- _THE EXERCISE_
Go through the records and extract every line with the word "xlabel".

-------- MATERIAL SHOWN --------

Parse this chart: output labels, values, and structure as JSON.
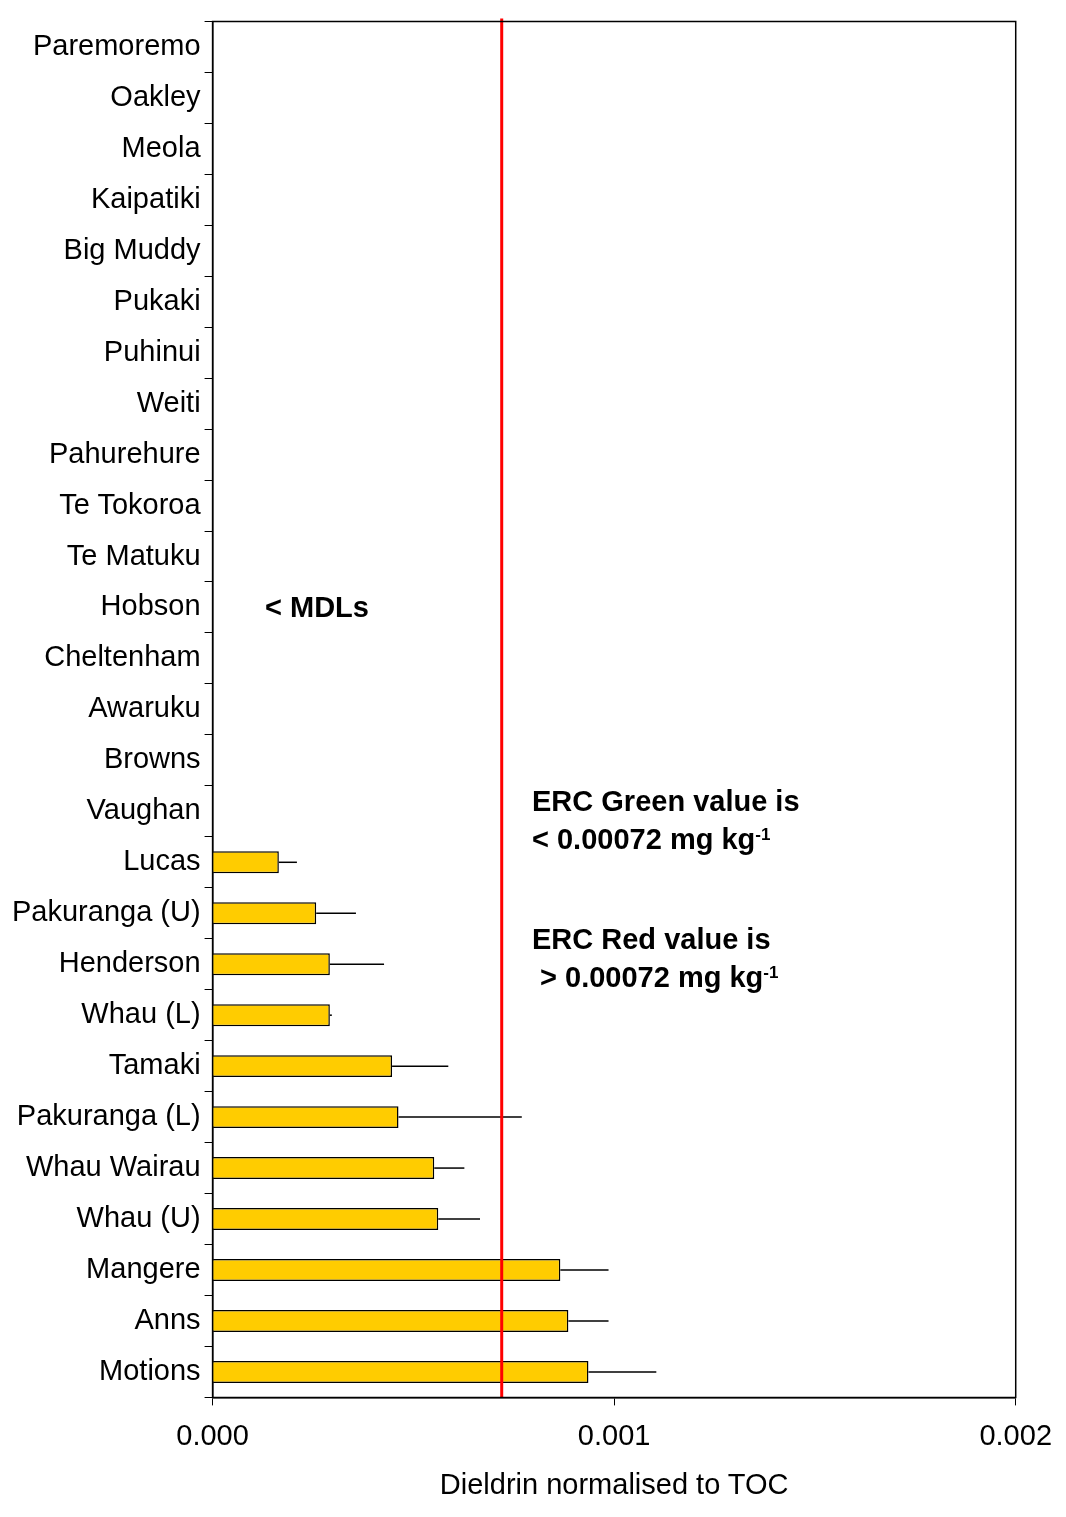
{
  "chart_data": {
    "type": "bar",
    "orientation": "horizontal",
    "xlabel": "Dieldrin normalised to TOC",
    "categories": [
      "Paremoremo",
      "Oakley",
      "Meola",
      "Kaipatiki",
      "Big Muddy",
      "Pukaki",
      "Puhinui",
      "Weiti",
      "Pahurehure",
      "Te Tokoroa",
      "Te Matuku",
      "Hobson",
      "Cheltenham",
      "Awaruku",
      "Browns",
      "Vaughan",
      "Lucas",
      "Pakuranga (U)",
      "Henderson",
      "Whau (L)",
      "Tamaki",
      "Pakuranga (L)",
      "Whau Wairau",
      "Whau (U)",
      "Mangere",
      "Anns",
      "Motions"
    ],
    "values": [
      null,
      null,
      null,
      null,
      null,
      null,
      null,
      null,
      null,
      null,
      null,
      null,
      null,
      null,
      null,
      null,
      0.000165,
      0.000258,
      0.000292,
      0.000292,
      0.000447,
      0.000463,
      0.000552,
      0.000562,
      0.000866,
      0.000886,
      0.000936
    ],
    "errors": [
      null,
      null,
      null,
      null,
      null,
      null,
      null,
      null,
      null,
      null,
      null,
      null,
      null,
      null,
      null,
      null,
      [
        0.000165,
        0.00021
      ],
      [
        0.000258,
        0.000357
      ],
      [
        0.000292,
        0.000427
      ],
      [
        0.000292,
        0.000297
      ],
      [
        0.000447,
        0.000587
      ],
      [
        0.000463,
        0.00077
      ],
      [
        0.000552,
        0.000627
      ],
      [
        0.000562,
        0.000666
      ],
      [
        0.000866,
        0.000986
      ],
      [
        0.000886,
        0.000986
      ],
      [
        0.000936,
        0.001105
      ]
    ],
    "color": "#ffcc00",
    "xlim": [
      0,
      0.002
    ],
    "xticks": [
      {
        "value": 0,
        "label": "0.000"
      },
      {
        "value": 0.001,
        "label": "0.001"
      },
      {
        "value": 0.002,
        "label": "0.002"
      }
    ],
    "grid": false,
    "legend": false,
    "ref_lines": [
      {
        "axis": "x",
        "value": 0.00072,
        "color": "#ff0000"
      }
    ],
    "annotations": [
      "< MDLs",
      "ERC Green value is\n< 0.00072 mg kg$^{-1}$",
      "ERC Red value is\n > 0.00072 mg kg$^{-1}$"
    ]
  }
}
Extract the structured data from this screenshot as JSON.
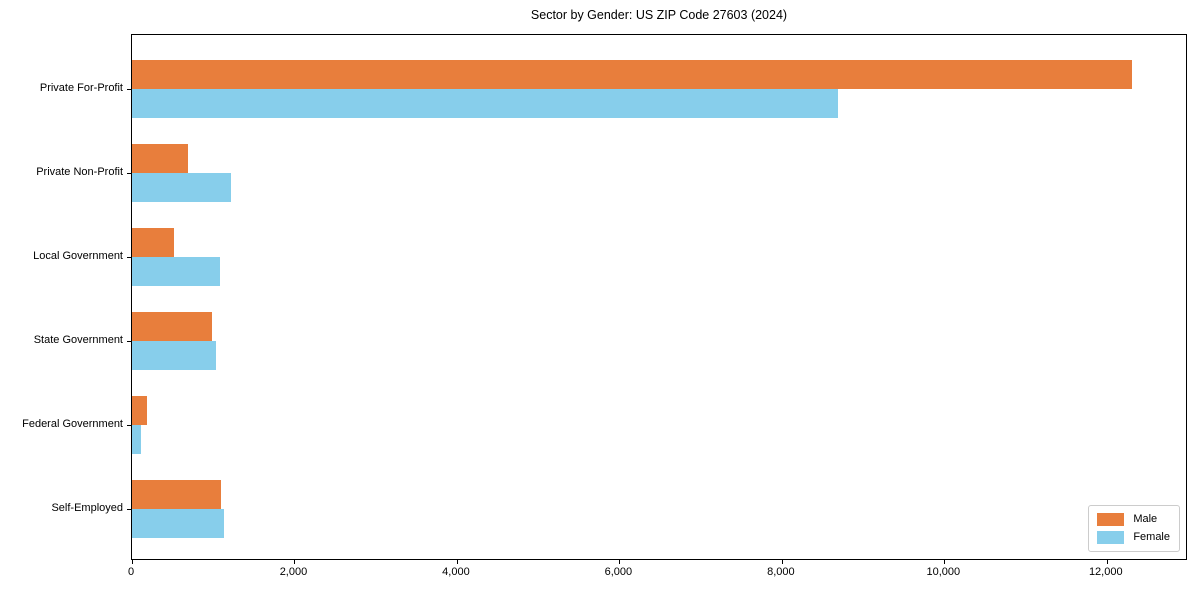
{
  "chart_data": {
    "type": "bar",
    "orientation": "horizontal",
    "title": "Sector by Gender: US ZIP Code 27603 (2024)",
    "categories": [
      "Private For-Profit",
      "Private Non-Profit",
      "Local Government",
      "State Government",
      "Federal Government",
      "Self-Employed"
    ],
    "series": [
      {
        "name": "Male",
        "color": "#e87e3c",
        "values": [
          12330,
          690,
          520,
          990,
          190,
          1100
        ]
      },
      {
        "name": "Female",
        "color": "#87ceeb",
        "values": [
          8710,
          1220,
          1090,
          1040,
          110,
          1130
        ]
      }
    ],
    "xlabel": "",
    "ylabel": "",
    "xlim": [
      0,
      13000
    ],
    "xticks": [
      0,
      2000,
      4000,
      6000,
      8000,
      10000,
      12000
    ],
    "xtick_labels": [
      "0",
      "2,000",
      "4,000",
      "6,000",
      "8,000",
      "10,000",
      "12,000"
    ],
    "legend_position": "lower right",
    "grid": false,
    "background_color": "#ffffff",
    "axis_color": "#000000"
  }
}
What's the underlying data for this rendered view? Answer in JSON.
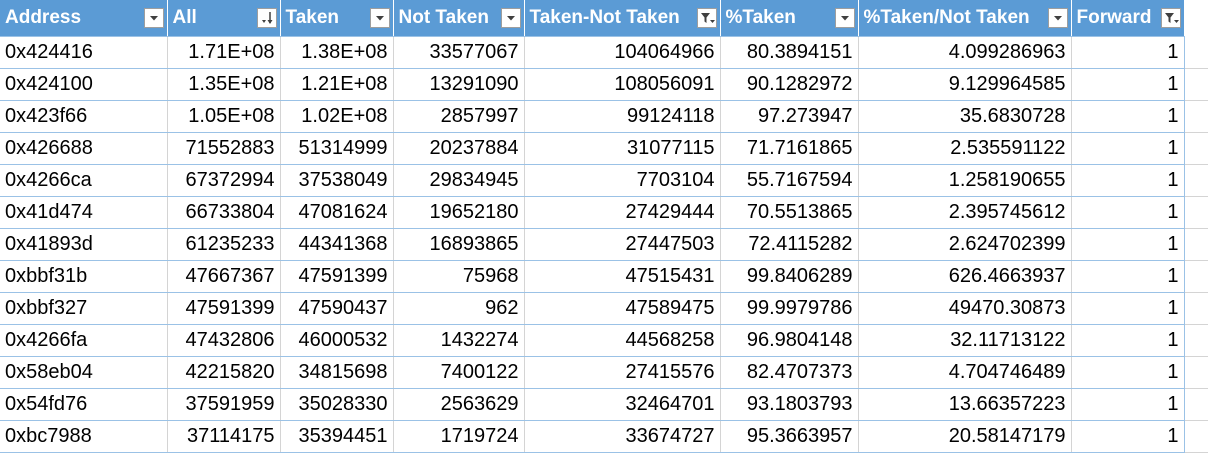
{
  "sheet": {
    "columns": [
      {
        "label": "Address",
        "filter": "dropdown"
      },
      {
        "label": "All",
        "filter": "sort-desc"
      },
      {
        "label": "Taken",
        "filter": "dropdown"
      },
      {
        "label": "Not Taken",
        "filter": "dropdown"
      },
      {
        "label": "Taken-Not Taken",
        "filter": "filtered"
      },
      {
        "label": "%Taken",
        "filter": "dropdown"
      },
      {
        "label": "%Taken/Not Taken",
        "filter": "dropdown"
      },
      {
        "label": "Forward",
        "filter": "filtered"
      }
    ],
    "rows": [
      [
        "0x424416",
        "1.71E+08",
        "1.38E+08",
        "33577067",
        "104064966",
        "80.3894151",
        "4.099286963",
        "1"
      ],
      [
        "0x424100",
        "1.35E+08",
        "1.21E+08",
        "13291090",
        "108056091",
        "90.1282972",
        "9.129964585",
        "1"
      ],
      [
        "0x423f66",
        "1.05E+08",
        "1.02E+08",
        "2857997",
        "99124118",
        "97.273947",
        "35.6830728",
        "1"
      ],
      [
        "0x426688",
        "71552883",
        "51314999",
        "20237884",
        "31077115",
        "71.7161865",
        "2.535591122",
        "1"
      ],
      [
        "0x4266ca",
        "67372994",
        "37538049",
        "29834945",
        "7703104",
        "55.7167594",
        "1.258190655",
        "1"
      ],
      [
        "0x41d474",
        "66733804",
        "47081624",
        "19652180",
        "27429444",
        "70.5513865",
        "2.395745612",
        "1"
      ],
      [
        "0x41893d",
        "61235233",
        "44341368",
        "16893865",
        "27447503",
        "72.4115282",
        "2.624702399",
        "1"
      ],
      [
        "0xbbf31b",
        "47667367",
        "47591399",
        "75968",
        "47515431",
        "99.8406289",
        "626.4663937",
        "1"
      ],
      [
        "0xbbf327",
        "47591399",
        "47590437",
        "962",
        "47589475",
        "99.9979786",
        "49470.30873",
        "1"
      ],
      [
        "0x4266fa",
        "47432806",
        "46000532",
        "1432274",
        "44568258",
        "96.9804148",
        "32.11713122",
        "1"
      ],
      [
        "0x58eb04",
        "42215820",
        "34815698",
        "7400122",
        "27415576",
        "82.4707373",
        "4.704746489",
        "1"
      ],
      [
        "0x54fd76",
        "37591959",
        "35028330",
        "2563629",
        "32464701",
        "93.1803793",
        "13.66357223",
        "1"
      ],
      [
        "0xbc7988",
        "37114175",
        "35394451",
        "1719724",
        "33674727",
        "95.3663957",
        "20.58147179",
        "1"
      ]
    ]
  },
  "colors": {
    "header_bg": "#5b9bd5",
    "header_text": "#ffffff",
    "row_border": "#9bc2e6",
    "grid_line": "#d4d4d4"
  }
}
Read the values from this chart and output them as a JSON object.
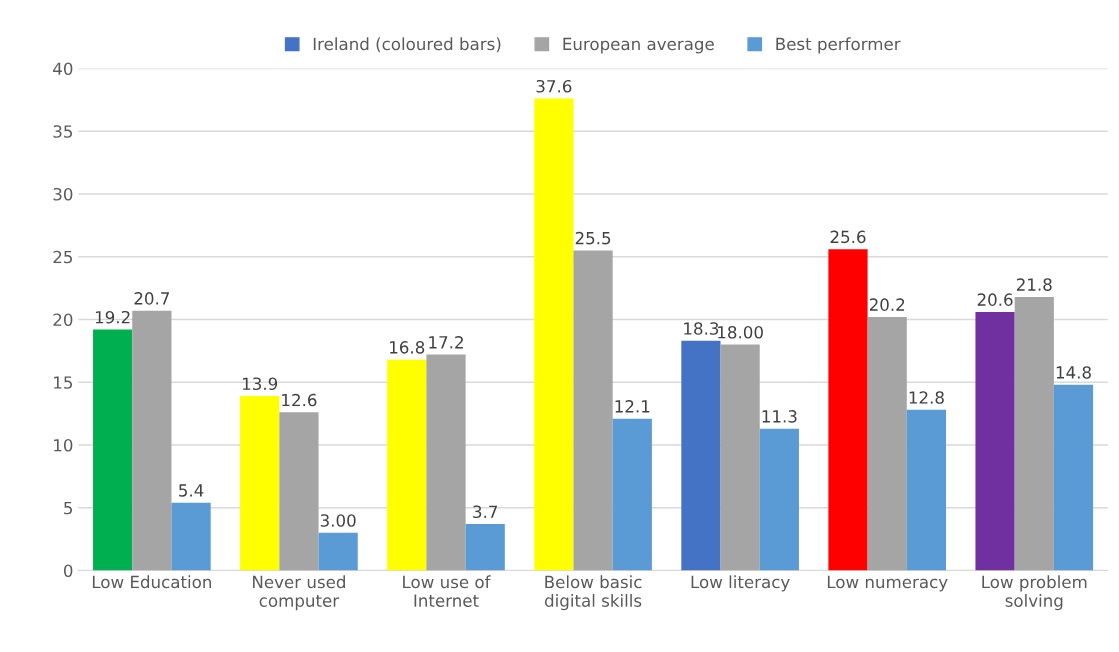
{
  "chart_data": {
    "type": "bar",
    "categories": [
      "Low Education",
      "Never used\ncomputer",
      "Low use of\nInternet",
      "Below basic\ndigital skills",
      "Low literacy",
      "Low numeracy",
      "Low problem\nsolving"
    ],
    "series": [
      {
        "name": "Ireland (coloured bars)",
        "color": "#4472c4",
        "colors": [
          "#00b050",
          "#ffff00",
          "#ffff00",
          "#ffff00",
          "#4472c4",
          "#ff0000",
          "#7030a0"
        ],
        "values": [
          19.2,
          13.9,
          16.8,
          37.6,
          18.3,
          25.6,
          20.6
        ],
        "value_labels": [
          "19.2",
          "13.9",
          "16.8",
          "37.6",
          "18.3",
          "25.6",
          "20.6"
        ]
      },
      {
        "name": "European average",
        "color": "#a5a5a5",
        "values": [
          20.7,
          12.6,
          17.2,
          25.5,
          18.0,
          20.2,
          21.8
        ],
        "value_labels": [
          "20.7",
          "12.6",
          "17.2",
          "25.5",
          "18.00",
          "20.2",
          "21.8"
        ]
      },
      {
        "name": "Best performer",
        "color": "#5b9bd5",
        "values": [
          5.4,
          3.0,
          3.7,
          12.1,
          11.3,
          12.8,
          14.8
        ],
        "value_labels": [
          "5.4",
          "3.00",
          "3.7",
          "12.1",
          "11.3",
          "12.8",
          "14.8"
        ]
      }
    ],
    "ylim": [
      0,
      40
    ],
    "yticks": [
      0,
      5,
      10,
      15,
      20,
      25,
      30,
      35,
      40
    ],
    "grid": "y",
    "legend": "top"
  }
}
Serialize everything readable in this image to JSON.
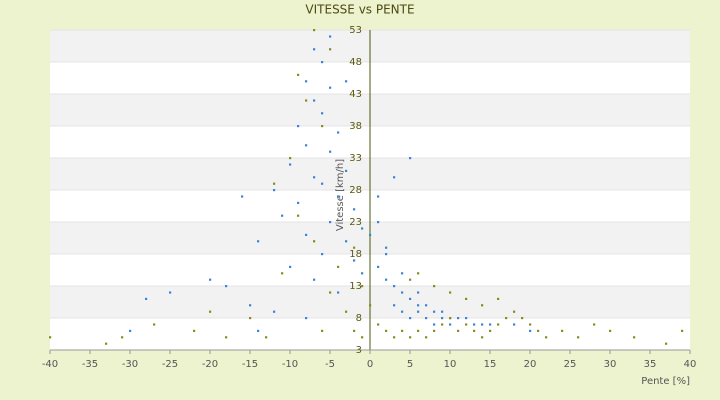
{
  "chart_data": {
    "type": "scatter",
    "title": "VITESSE vs PENTE",
    "x_label": "Pente [%]",
    "y_label": "Vitesse [km/h]",
    "xlim": [
      -40,
      40
    ],
    "xticks": [
      -40,
      -35,
      -30,
      -25,
      -20,
      -15,
      -10,
      -5,
      0,
      5,
      10,
      15,
      20,
      25,
      30,
      35,
      40
    ],
    "ylim": [
      3,
      53
    ],
    "yticks": [
      3,
      8,
      13,
      18,
      23,
      28,
      33,
      38,
      43,
      48,
      53
    ],
    "grid": true,
    "series": [
      {
        "color": "#3a86d0",
        "x": [
          -7,
          -6,
          -8,
          -5,
          -7,
          -6,
          -9,
          -4,
          -8,
          -5,
          -10,
          -3,
          -7,
          -6,
          -12,
          -4,
          -9,
          -2,
          -16,
          -11,
          -5,
          -1,
          -8,
          -14,
          -3,
          0,
          1,
          2,
          -6,
          -10,
          -2,
          -20,
          -18,
          -25,
          -28,
          -15,
          -12,
          -7,
          -4,
          -1,
          1,
          2,
          3,
          4,
          5,
          6,
          7,
          8,
          9,
          10,
          11,
          12,
          13,
          14,
          15,
          3,
          4,
          5,
          6,
          7,
          8,
          9,
          10,
          6,
          4,
          2,
          3,
          1,
          5,
          -3,
          -5,
          18,
          20,
          -8,
          -14,
          -30
        ],
        "values": [
          50,
          48,
          45,
          44,
          42,
          40,
          38,
          37,
          35,
          34,
          32,
          31,
          30,
          29,
          28,
          27,
          26,
          25,
          27,
          24,
          23,
          22,
          21,
          20,
          20,
          21,
          23,
          19,
          18,
          16,
          17,
          14,
          13,
          12,
          11,
          10,
          9,
          14,
          12,
          15,
          16,
          14,
          13,
          12,
          11,
          10,
          10,
          9,
          9,
          8,
          8,
          8,
          7,
          7,
          7,
          10,
          9,
          8,
          9,
          8,
          7,
          8,
          7,
          12,
          15,
          18,
          30,
          27,
          33,
          45,
          52,
          7,
          6,
          8,
          6,
          6
        ]
      },
      {
        "color": "#8a8a1e",
        "x": [
          -7,
          -5,
          -9,
          -8,
          -6,
          -10,
          -12,
          -9,
          -7,
          -11,
          -5,
          -3,
          -2,
          -1,
          -33,
          -40,
          -31,
          -27,
          -22,
          -18,
          -13,
          -6,
          0,
          1,
          2,
          3,
          4,
          5,
          6,
          7,
          8,
          9,
          10,
          11,
          12,
          13,
          14,
          15,
          16,
          17,
          18,
          19,
          20,
          21,
          22,
          24,
          26,
          28,
          30,
          33,
          37,
          39,
          5,
          6,
          8,
          10,
          12,
          14,
          16,
          -15,
          -20,
          -4,
          -2,
          -1
        ],
        "values": [
          53,
          50,
          46,
          42,
          38,
          33,
          29,
          24,
          20,
          15,
          12,
          9,
          6,
          5,
          4,
          5,
          5,
          7,
          6,
          5,
          5,
          6,
          10,
          7,
          6,
          5,
          6,
          5,
          6,
          5,
          6,
          7,
          8,
          6,
          7,
          6,
          5,
          6,
          7,
          8,
          9,
          8,
          7,
          6,
          5,
          6,
          5,
          7,
          6,
          5,
          4,
          6,
          14,
          15,
          13,
          12,
          11,
          10,
          11,
          8,
          9,
          16,
          19,
          13
        ]
      }
    ]
  }
}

--------

- _ANSWER IN FULL_
    "xlabel": "Dieldrin normalised to TOC",
    "xlabel": "",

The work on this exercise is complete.